• _SELECTED EXTRACT_:
--------------------------------

Keep documentation up-to-date and well-organized.
tools:
- name: kb_search # Search knowledge base
- name: kb_add_document # Add new documents
- name: kb_update_document # Update existing docs
- name: kb_delete_document # Remove outdated docs
mcp_servers:
- name: mcp-server-filesystem
config:
command: mcp-server-filesystem
args:
- '/docs'
states:
- id: find-outdated-docs
assistant_id: documentation-manager
task: |
Search knowledge base for documentation related to: {{topic}}
Identify:
- Outdated information (older than 6 months)
- Conflicting information
- Missing documentation
# Uses kb_search tool
next:
state_id: generate-updates
- id: generate-updates
assistant_id: documentation-manager
task: |
Based on findings: {{task}}
Generate updated documentation for {{topic}}.
Include:
- Current best practices
- Updated code examples
- Links to related documentation
next:
state_id: update-knowledge-base
- id: update-knowledge-base
assistant_id: documentation-manager
task: |
Update the knowledge base:
1. Remove outdated documents (if any)
2. Add new documentation: {{task}}
3. Update indexes and cross-references
Report what was changed.
# Uses kb_update_document, kb_add_document
next:
state_id: end
Example 5: Custom Plugin Integration via NATS
assistants:
- id: custom-integration-agent
model: gpt-4.1
system_prompt: |
You integrate with custom internal tools via NATS plugin system.

--------------------------------

• _LIST OF TASKS_:
• A. Can you update the part of the documentation workflow configuration that opens with the words containing "# Uses kb_update_document, kb_add_document" and closes with "NATS plugin system.", putting "Kafka" in place of "NATS"?
• B. Answer these questions about the documentation workflow configuration:
(i) Which model is set for custom-integration-agent?
(ii) What age marks information as outdated in the find-outdated-docs state?
(iii) What directory is passed as the argument for mcp-server-filesystem?
• C. Does each statement agree with the documentation workflow configuration? Answer yes or no, and quote the deciding words.
(i) The generate-updates state leads next to the update-knowledge-base state.
(ii) The kb_delete_document tool is for adding new documents.
(iii) The find-outdated-docs state uses the kb_add_document tool.

--------------------------------

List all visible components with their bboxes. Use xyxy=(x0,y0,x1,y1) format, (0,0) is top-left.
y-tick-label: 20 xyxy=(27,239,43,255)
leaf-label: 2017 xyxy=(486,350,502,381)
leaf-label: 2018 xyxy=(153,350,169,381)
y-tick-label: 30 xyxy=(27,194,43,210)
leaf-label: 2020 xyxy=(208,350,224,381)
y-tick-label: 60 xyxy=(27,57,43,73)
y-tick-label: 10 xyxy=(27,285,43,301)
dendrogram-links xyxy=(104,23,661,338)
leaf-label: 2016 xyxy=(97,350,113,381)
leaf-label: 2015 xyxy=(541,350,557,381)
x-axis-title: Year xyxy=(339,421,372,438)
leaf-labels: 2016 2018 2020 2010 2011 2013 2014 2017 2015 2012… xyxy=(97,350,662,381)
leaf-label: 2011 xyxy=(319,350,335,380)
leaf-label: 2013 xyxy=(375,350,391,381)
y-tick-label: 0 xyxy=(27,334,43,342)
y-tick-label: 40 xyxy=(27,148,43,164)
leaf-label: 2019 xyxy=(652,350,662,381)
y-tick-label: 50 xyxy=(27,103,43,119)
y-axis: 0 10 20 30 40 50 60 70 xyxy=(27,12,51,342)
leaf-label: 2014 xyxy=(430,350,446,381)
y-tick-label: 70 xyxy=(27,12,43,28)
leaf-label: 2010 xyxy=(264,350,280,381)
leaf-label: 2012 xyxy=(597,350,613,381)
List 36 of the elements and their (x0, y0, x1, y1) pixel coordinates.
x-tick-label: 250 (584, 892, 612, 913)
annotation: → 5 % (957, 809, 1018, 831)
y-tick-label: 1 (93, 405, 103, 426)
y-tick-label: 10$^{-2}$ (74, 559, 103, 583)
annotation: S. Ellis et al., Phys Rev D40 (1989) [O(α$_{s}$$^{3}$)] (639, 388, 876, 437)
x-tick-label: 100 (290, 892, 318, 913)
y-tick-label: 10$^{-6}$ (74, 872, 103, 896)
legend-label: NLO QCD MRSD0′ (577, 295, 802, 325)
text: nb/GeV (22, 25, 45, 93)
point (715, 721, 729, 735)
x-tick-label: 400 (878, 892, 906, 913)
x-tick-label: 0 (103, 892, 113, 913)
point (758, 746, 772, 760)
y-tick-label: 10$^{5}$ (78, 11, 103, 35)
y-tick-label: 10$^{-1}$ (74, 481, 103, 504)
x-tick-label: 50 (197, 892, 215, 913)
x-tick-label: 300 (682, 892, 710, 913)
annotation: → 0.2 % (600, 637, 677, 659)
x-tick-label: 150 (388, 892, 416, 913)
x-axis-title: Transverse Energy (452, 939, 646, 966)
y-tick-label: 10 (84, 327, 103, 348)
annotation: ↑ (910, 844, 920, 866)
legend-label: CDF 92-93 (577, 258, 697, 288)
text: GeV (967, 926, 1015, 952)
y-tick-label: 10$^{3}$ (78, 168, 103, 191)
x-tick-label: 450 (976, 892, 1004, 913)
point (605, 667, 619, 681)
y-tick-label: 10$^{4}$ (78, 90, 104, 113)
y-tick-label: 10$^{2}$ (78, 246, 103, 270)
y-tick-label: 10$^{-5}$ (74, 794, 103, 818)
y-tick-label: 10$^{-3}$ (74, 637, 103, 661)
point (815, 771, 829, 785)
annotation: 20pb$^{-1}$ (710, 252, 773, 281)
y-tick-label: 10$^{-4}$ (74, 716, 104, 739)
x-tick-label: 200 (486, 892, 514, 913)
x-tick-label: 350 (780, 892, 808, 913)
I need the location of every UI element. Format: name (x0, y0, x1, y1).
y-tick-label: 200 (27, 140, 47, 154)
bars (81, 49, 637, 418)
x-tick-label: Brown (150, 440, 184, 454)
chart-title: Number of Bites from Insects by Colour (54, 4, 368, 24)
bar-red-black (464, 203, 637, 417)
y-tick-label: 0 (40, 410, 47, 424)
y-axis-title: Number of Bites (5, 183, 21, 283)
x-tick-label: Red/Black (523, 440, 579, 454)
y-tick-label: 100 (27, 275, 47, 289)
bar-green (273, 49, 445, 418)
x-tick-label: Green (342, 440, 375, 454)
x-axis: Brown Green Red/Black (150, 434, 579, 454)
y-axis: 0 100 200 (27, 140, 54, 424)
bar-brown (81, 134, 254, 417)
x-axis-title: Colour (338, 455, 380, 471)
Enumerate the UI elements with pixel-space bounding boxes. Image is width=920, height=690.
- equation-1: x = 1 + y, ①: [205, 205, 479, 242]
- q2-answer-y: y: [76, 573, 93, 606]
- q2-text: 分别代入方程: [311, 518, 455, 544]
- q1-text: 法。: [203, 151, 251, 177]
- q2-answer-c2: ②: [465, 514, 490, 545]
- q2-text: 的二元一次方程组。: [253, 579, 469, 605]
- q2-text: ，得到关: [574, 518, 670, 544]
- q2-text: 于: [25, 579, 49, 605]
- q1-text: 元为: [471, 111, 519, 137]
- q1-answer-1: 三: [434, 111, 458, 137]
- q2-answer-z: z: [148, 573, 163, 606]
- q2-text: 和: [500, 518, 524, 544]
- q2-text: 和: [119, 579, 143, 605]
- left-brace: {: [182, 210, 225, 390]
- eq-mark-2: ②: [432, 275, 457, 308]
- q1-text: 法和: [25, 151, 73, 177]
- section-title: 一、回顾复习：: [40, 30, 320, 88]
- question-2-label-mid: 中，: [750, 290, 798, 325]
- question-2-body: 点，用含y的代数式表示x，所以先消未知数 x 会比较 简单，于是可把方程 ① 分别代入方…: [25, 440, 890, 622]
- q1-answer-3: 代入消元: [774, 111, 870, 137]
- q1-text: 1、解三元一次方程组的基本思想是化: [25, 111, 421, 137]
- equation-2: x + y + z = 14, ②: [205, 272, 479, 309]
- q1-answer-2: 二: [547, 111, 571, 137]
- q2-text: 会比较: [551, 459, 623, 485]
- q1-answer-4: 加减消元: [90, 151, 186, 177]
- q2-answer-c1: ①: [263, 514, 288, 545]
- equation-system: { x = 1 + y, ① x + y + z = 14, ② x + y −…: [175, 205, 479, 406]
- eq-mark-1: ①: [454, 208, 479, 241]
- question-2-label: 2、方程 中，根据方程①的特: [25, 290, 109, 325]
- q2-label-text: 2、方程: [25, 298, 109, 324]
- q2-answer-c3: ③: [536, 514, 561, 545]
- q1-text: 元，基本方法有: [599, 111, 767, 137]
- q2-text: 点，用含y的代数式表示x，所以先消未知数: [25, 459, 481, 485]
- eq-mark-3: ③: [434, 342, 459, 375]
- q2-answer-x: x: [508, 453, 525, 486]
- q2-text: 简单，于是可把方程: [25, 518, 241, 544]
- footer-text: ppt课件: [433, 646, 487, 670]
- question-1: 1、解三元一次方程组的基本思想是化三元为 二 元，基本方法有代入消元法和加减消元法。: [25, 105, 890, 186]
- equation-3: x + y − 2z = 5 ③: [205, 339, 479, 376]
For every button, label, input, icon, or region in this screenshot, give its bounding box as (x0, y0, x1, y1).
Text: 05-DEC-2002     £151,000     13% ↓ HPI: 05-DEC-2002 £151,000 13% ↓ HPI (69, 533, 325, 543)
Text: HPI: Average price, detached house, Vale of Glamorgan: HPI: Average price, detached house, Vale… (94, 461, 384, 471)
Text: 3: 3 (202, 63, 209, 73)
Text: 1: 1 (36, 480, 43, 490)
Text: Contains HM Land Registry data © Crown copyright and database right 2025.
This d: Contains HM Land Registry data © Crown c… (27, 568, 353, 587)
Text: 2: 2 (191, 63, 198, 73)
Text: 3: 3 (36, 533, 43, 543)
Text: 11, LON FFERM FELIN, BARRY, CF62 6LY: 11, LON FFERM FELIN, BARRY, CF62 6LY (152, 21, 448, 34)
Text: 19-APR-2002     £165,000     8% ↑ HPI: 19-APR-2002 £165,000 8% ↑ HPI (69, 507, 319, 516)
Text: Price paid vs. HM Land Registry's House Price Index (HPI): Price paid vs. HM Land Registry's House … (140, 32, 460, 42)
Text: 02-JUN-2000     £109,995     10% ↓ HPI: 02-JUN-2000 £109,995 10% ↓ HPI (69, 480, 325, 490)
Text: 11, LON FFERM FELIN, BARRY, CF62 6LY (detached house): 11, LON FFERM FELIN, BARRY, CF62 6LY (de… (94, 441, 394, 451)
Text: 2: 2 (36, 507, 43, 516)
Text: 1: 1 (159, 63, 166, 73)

--------------------------------

• _WRITTEN RESPONSES_:
• A.
# Uses kb_update_document, kb_add_document
next:
state_id: end
Example 5: Custom Plugin Integration via Kafka
assistants:
- id: custom-integration-agent
model: gpt-4.1
system_prompt: |
You integrate with custom internal tools via Kafka plugin system.

• B.
(i) gpt-4.1
(ii) Older than 6 months
(iii) '/docs'

• C.
(i) Yes: "state_id: update-knowledge-base"
(ii) No: "kb_delete_document # Remove outdated docs"
(iii) No: "# Uses kb_search tool"